start The records
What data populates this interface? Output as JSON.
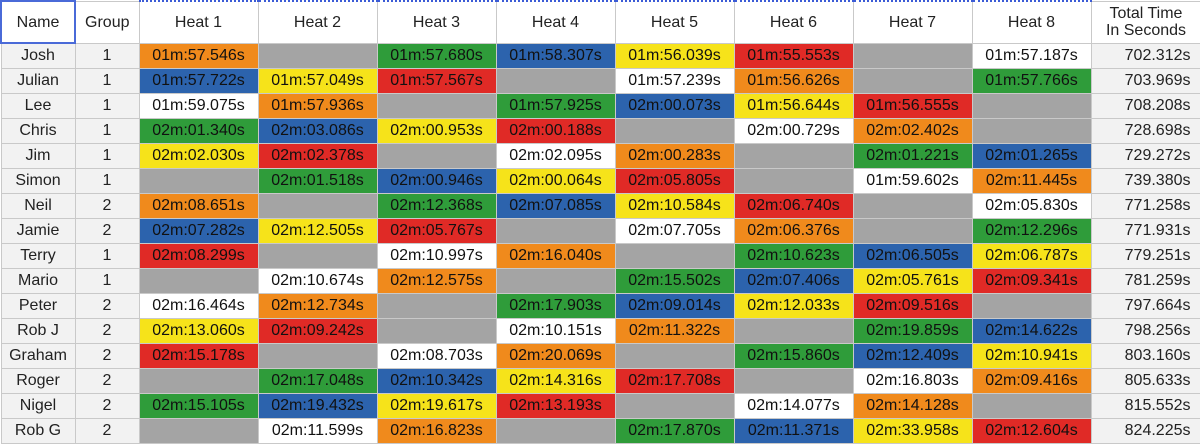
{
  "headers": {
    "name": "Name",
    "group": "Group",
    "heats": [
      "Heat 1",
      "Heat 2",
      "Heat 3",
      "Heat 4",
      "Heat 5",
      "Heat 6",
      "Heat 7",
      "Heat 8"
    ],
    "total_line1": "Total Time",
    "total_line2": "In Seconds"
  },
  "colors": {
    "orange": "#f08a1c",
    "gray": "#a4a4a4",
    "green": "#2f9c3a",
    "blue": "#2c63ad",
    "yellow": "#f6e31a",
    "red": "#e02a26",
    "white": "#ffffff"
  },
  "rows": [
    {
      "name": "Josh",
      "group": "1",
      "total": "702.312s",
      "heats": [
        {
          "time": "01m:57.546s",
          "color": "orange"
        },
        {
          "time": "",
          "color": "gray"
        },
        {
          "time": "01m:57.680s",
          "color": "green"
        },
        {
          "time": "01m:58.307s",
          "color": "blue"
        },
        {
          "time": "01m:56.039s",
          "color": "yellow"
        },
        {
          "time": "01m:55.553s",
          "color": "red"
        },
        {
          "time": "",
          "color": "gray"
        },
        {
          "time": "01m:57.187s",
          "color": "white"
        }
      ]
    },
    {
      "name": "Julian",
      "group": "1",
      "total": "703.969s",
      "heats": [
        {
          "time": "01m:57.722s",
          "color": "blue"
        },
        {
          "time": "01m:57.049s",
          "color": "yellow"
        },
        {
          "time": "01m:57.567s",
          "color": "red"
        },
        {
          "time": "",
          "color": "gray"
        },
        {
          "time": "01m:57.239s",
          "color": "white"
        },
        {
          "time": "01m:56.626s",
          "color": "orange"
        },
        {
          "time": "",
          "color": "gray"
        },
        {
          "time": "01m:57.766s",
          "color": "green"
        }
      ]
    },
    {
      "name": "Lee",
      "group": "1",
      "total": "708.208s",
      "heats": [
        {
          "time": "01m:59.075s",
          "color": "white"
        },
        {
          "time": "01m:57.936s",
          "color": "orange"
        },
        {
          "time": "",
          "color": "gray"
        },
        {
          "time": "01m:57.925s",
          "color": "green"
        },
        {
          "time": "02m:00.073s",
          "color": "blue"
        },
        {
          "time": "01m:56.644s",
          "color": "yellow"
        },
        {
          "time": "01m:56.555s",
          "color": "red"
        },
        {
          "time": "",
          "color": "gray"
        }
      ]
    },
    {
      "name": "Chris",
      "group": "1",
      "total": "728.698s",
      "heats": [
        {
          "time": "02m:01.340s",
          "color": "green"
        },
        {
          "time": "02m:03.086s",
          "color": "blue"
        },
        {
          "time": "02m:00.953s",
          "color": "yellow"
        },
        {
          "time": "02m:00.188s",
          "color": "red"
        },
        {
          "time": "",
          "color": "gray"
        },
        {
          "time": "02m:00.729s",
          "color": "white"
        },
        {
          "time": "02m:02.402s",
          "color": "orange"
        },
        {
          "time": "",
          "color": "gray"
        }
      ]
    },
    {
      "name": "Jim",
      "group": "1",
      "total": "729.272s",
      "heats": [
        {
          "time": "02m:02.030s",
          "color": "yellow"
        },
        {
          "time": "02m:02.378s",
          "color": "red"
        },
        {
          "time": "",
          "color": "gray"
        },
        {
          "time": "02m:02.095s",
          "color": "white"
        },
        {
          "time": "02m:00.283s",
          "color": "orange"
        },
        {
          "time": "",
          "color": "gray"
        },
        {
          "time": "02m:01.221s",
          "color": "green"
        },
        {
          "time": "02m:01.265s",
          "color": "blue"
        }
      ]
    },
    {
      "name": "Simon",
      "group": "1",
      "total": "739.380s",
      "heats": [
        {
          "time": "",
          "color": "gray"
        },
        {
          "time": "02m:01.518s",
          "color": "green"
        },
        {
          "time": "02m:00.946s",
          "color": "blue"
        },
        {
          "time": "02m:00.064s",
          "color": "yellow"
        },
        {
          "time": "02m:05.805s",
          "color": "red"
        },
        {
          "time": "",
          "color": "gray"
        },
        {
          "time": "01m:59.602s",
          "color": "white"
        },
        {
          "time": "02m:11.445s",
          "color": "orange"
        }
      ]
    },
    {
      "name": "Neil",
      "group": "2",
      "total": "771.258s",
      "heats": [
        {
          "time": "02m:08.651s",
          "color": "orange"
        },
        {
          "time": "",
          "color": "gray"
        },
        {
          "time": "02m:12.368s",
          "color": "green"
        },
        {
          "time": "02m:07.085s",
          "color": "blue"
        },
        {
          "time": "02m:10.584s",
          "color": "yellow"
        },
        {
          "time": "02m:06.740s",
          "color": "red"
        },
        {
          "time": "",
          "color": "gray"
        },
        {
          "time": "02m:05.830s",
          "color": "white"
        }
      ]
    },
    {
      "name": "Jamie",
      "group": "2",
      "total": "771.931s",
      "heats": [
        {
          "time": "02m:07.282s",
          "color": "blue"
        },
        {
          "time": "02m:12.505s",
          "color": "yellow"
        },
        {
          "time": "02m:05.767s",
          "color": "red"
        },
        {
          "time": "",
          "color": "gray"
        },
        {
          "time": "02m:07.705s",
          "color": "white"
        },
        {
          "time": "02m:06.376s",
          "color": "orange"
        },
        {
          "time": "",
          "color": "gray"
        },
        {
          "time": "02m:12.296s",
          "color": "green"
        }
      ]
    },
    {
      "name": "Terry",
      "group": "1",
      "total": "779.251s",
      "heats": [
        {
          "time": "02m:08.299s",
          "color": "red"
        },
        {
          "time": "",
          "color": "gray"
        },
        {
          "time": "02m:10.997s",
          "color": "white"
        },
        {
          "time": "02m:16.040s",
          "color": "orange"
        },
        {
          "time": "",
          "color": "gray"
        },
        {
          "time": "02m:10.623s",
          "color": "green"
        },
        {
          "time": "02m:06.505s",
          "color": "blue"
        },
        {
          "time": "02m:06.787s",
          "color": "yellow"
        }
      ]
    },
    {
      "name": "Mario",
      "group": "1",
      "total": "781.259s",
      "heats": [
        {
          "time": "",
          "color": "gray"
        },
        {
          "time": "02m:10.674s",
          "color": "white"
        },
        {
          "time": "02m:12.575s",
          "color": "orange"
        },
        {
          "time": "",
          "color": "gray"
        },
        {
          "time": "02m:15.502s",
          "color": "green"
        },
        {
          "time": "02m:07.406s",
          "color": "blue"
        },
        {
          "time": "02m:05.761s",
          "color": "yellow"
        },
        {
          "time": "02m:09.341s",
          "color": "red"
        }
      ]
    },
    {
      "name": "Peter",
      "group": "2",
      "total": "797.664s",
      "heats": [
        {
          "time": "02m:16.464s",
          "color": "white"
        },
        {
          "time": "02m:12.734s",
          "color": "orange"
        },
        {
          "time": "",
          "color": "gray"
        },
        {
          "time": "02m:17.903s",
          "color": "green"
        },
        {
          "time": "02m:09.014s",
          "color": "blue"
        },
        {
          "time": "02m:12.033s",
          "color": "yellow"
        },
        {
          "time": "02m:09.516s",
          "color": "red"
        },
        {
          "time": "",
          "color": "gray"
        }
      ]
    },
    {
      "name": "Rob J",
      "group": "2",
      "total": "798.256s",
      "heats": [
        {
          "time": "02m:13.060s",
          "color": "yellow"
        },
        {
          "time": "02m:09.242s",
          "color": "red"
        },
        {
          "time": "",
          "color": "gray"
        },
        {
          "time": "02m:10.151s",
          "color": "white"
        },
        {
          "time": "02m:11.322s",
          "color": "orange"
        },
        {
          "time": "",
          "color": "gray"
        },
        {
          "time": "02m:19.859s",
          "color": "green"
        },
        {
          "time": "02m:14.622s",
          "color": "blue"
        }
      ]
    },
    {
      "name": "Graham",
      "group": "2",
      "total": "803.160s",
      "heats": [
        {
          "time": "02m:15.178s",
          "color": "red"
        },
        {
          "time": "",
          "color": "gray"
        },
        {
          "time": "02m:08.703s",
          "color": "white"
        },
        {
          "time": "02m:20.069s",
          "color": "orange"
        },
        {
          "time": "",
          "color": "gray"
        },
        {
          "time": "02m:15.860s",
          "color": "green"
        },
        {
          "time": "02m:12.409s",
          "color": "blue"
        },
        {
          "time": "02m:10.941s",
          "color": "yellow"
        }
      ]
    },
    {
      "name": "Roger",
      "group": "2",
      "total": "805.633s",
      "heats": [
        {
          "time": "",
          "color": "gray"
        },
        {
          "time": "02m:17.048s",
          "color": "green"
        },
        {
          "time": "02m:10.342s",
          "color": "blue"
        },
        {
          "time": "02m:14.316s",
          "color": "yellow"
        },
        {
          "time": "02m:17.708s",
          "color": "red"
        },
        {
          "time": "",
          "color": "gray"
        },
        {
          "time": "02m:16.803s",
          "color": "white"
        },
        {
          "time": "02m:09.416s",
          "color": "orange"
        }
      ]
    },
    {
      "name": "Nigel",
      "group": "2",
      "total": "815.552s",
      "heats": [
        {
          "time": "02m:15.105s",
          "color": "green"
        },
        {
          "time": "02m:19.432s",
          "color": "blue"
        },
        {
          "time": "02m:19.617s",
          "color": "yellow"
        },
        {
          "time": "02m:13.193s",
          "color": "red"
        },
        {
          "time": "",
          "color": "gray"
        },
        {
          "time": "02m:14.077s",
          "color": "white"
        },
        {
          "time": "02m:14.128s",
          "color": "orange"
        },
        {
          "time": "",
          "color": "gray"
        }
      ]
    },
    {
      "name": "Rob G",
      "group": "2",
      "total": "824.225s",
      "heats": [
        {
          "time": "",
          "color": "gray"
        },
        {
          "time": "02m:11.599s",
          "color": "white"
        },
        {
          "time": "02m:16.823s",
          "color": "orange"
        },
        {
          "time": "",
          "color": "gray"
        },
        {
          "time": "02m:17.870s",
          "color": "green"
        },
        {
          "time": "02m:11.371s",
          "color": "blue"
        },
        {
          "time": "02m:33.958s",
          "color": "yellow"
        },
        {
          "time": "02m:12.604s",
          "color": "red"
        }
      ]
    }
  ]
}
end The records
start The records
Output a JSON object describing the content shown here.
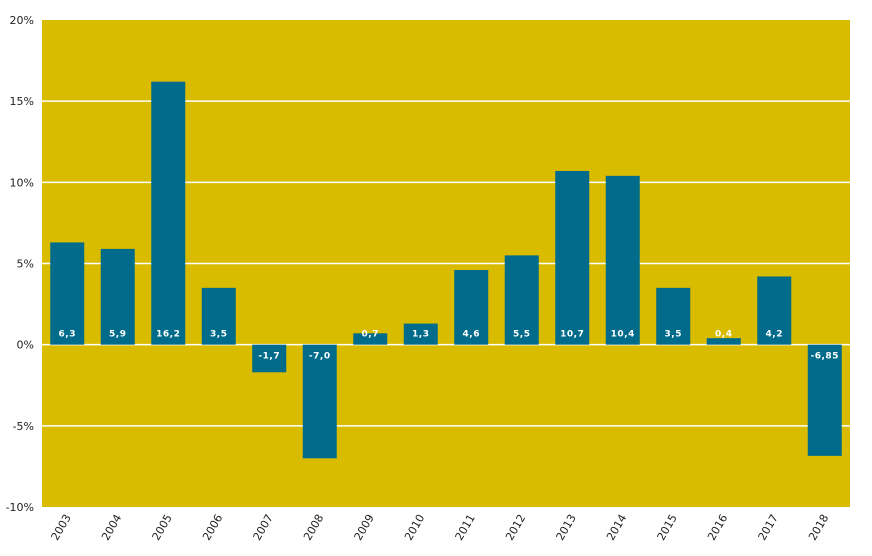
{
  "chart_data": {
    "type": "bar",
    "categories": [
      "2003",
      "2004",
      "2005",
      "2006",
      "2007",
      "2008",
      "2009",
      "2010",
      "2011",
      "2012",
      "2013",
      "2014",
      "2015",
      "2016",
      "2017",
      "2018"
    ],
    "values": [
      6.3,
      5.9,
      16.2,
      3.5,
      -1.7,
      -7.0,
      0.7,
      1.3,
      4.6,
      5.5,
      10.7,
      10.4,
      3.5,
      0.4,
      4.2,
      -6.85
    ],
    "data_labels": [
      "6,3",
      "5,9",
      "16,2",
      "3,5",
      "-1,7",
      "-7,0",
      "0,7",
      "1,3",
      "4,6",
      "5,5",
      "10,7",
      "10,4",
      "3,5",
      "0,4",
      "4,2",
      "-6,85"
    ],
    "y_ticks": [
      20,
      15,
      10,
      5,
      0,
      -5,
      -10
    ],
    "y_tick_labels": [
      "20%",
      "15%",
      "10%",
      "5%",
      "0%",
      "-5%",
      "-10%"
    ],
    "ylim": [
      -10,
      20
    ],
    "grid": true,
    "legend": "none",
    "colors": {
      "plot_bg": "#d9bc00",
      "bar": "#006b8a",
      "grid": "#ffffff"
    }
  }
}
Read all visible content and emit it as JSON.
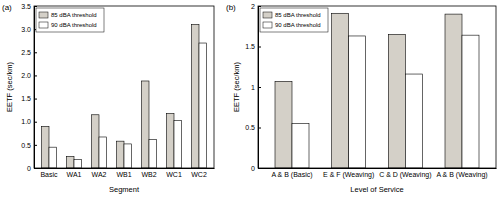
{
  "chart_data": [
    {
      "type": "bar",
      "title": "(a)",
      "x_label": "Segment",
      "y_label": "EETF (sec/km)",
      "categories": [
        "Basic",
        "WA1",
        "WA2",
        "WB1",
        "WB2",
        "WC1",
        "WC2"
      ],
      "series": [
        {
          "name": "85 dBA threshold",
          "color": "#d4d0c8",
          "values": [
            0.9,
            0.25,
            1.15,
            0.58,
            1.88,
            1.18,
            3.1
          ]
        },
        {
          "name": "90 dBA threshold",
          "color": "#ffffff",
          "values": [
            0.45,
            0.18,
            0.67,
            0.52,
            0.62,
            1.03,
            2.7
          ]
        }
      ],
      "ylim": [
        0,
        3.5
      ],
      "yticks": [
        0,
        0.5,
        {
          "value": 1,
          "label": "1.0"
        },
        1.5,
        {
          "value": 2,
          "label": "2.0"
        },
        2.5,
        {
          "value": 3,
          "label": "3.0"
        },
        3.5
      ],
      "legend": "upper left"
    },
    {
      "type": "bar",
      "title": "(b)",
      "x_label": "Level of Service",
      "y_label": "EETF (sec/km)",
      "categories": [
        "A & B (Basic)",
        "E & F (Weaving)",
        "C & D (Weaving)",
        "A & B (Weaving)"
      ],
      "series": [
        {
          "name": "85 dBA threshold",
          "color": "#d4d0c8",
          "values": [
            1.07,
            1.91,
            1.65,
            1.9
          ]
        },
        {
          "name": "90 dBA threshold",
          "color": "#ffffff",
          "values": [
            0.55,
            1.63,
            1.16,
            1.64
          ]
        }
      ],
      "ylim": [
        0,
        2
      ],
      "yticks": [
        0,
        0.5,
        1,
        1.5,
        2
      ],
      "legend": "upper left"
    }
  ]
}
end The records
## [Problem requirements]
The word "Output" may appear on some lines. Report how many lines hold it, giving the number alone.

## [Answer in full]
2